Written instruction:
Leave out the pictures and copy everything else below exactly.

Task input:
== == ==
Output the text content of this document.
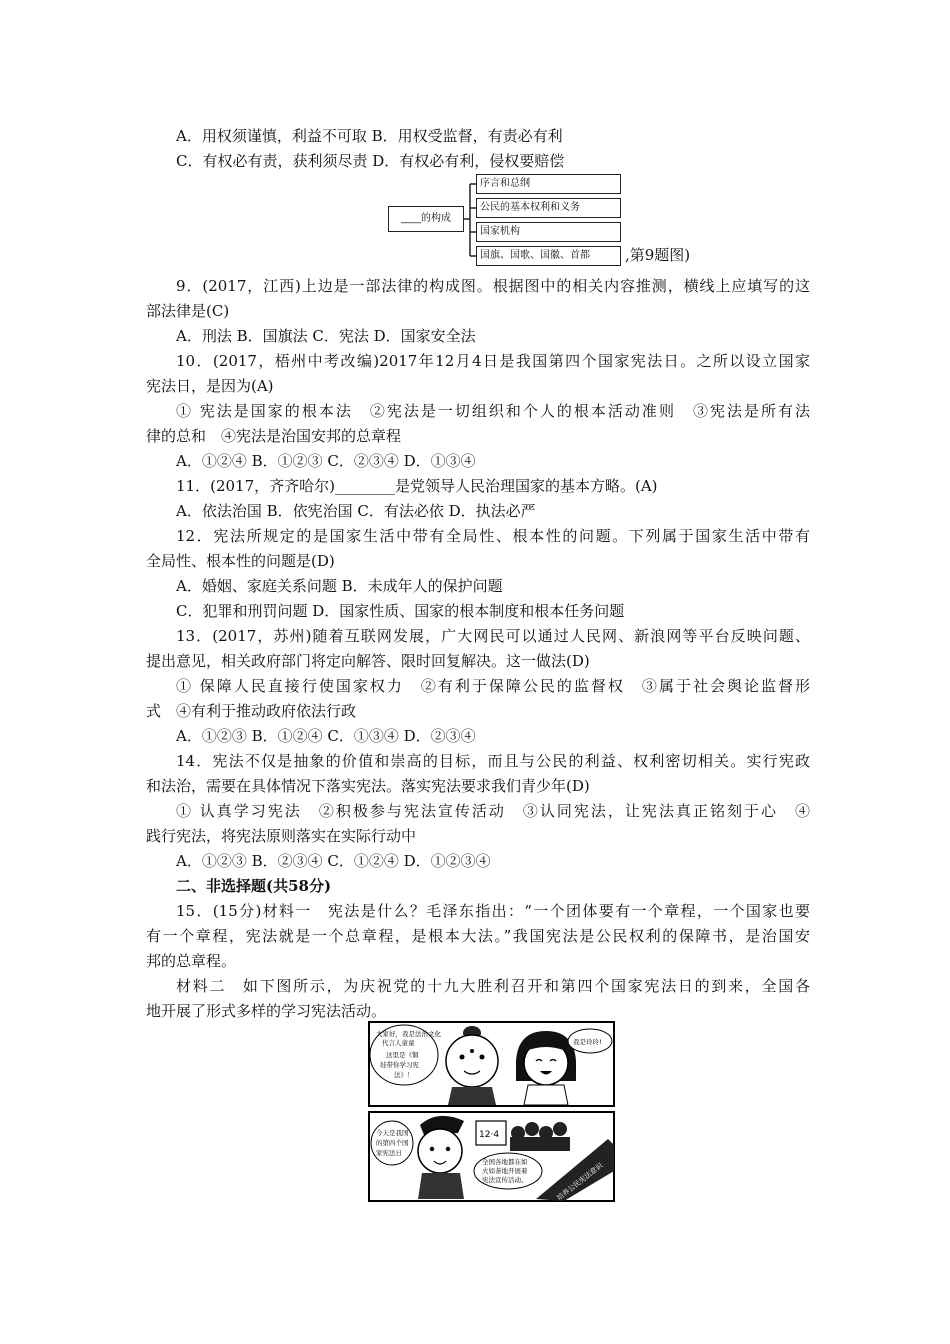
A．用权须谨慎，利益不可取 B．用权受监督，有责必有利
C．有权必有责，获利须尽责 D．有权必有利，侵权要赔偿
____的构成
序言和总纲
公民的基本权利和义务
国家机构
国旗、国歌、国徽、首都	,第9题图)
9．(2017，江西)上边是一部法律的构成图。根据图中的相关内容推测，横线上应填写的这
部法律是(C)
A．刑法 B．国旗法 C．宪法 D．国家安全法
10．(2017，梧州中考改编)2017年12月4日是我国第四个国家宪法日。之所以设立国家
宪法日，是因为(A)
① 宪法是国家的根本法　②宪法是一切组织和个人的根本活动准则　③宪法是所有法
律的总和　④宪法是治国安邦的总章程
A．①②④ B．①②③ C．②③④ D．①③④
11．(2017，齐齐哈尔)________是党领导人民治理国家的基本方略。(A)
A．依法治国 B．依宪治国 C．有法必依 D．执法必严
12．宪法所规定的是国家生活中带有全局性、根本性的问题。下列属于国家生活中带有
全局性、根本性的问题是(D)
A．婚姻、家庭关系问题 B．未成年人的保护问题
C．犯罪和刑罚问题 D．国家性质、国家的根本制度和根本任务问题
13．(2017，苏州)随着互联网发展，广大网民可以通过人民网、新浪网等平台反映问题、
提出意见，相关政府部门将定向解答、限时回复解决。这一做法(D)
① 保障人民直接行使国家权力　②有利于保障公民的监督权　③属于社会舆论监督形
式　④有利于推动政府依法行政
A．①②③ B．①②④ C．①③④ D．②③④
14．宪法不仅是抽象的价值和崇高的目标，而且与公民的利益、权利密切相关。实行宪政
和法治，需要在具体情况下落实宪法。落实宪法要求我们青少年(D)
① 认真学习宪法　②积极参与宪法宣传活动　③认同宪法，让宪法真正铭刻于心　④
践行宪法，将宪法原则落实在实际行动中
A．①②③ B．②③④ C．①②④ D．①②③④
二、非选择题(共58分)
15．(15分)材料一　宪法是什么？毛泽东指出：“一个团体要有一个章程，一个国家也要
有一个章程，宪法就是一个总章程，是根本大法。”我国宪法是公民权利的保障书，是治国安
邦的总章程。
材料二　如下图所示，为庆祝党的十九大胜利召开和第四个国家宪法日的到来，全国各
地开展了形式多样的学习宪法活动。
大家好，我是法治文化
代言人童童
这里是《铜
娃带你学习宪
法》！
我是玲玲!
今天是我国
的第四个国
家宪法日
12·4
全国各地都在如
火如荼地开展着
宪法宣传活动。	培养公民宪法意识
== == ==
Complete output:
Output the text content of this document.
A．用权须谨慎，利益不可取 B．用权受监督，有责必有利
C．有权必有责，获利须尽责 D．有权必有利，侵权要赔偿
____的构成
序言和总纲
公民的基本权利和义务
国家机构
国旗、国歌、国徽、首都	,第9题图)
9．(2017，江西)上边是一部法律的构成图。根据图中的相关内容推测，横线上应填写的这
部法律是(C)
A．刑法 B．国旗法 C．宪法 D．国家安全法
10．(2017，梧州中考改编)2017年12月4日是我国第四个国家宪法日。之所以设立国家
宪法日，是因为(A)
① 宪法是国家的根本法　②宪法是一切组织和个人的根本活动准则　③宪法是所有法
律的总和　④宪法是治国安邦的总章程
A．①②④ B．①②③ C．②③④ D．①③④
11．(2017，齐齐哈尔)________是党领导人民治理国家的基本方略。(A)
A．依法治国 B．依宪治国 C．有法必依 D．执法必严
12．宪法所规定的是国家生活中带有全局性、根本性的问题。下列属于国家生活中带有
全局性、根本性的问题是(D)
A．婚姻、家庭关系问题 B．未成年人的保护问题
C．犯罪和刑罚问题 D．国家性质、国家的根本制度和根本任务问题
13．(2017，苏州)随着互联网发展，广大网民可以通过人民网、新浪网等平台反映问题、
提出意见，相关政府部门将定向解答、限时回复解决。这一做法(D)
① 保障人民直接行使国家权力　②有利于保障公民的监督权　③属于社会舆论监督形
式　④有利于推动政府依法行政
A．①②③ B．①②④ C．①③④ D．②③④
14．宪法不仅是抽象的价值和崇高的目标，而且与公民的利益、权利密切相关。实行宪政
和法治，需要在具体情况下落实宪法。落实宪法要求我们青少年(D)
① 认真学习宪法　②积极参与宪法宣传活动　③认同宪法，让宪法真正铭刻于心　④
践行宪法，将宪法原则落实在实际行动中
A．①②③ B．②③④ C．①②④ D．①②③④
二、非选择题(共58分)
15．(15分)材料一　宪法是什么？毛泽东指出：“一个团体要有一个章程，一个国家也要
有一个章程，宪法就是一个总章程，是根本大法。”我国宪法是公民权利的保障书，是治国安
邦的总章程。
材料二　如下图所示，为庆祝党的十九大胜利召开和第四个国家宪法日的到来，全国各
地开展了形式多样的学习宪法活动。
大家好，我是法治文化
代言人童童
这里是《铜
娃带你学习宪
法》！
我是玲玲!
今天是我国
的第四个国
家宪法日
12·4
全国各地都在如
火如荼地开展着
宪法宣传活动。	培养公民宪法意识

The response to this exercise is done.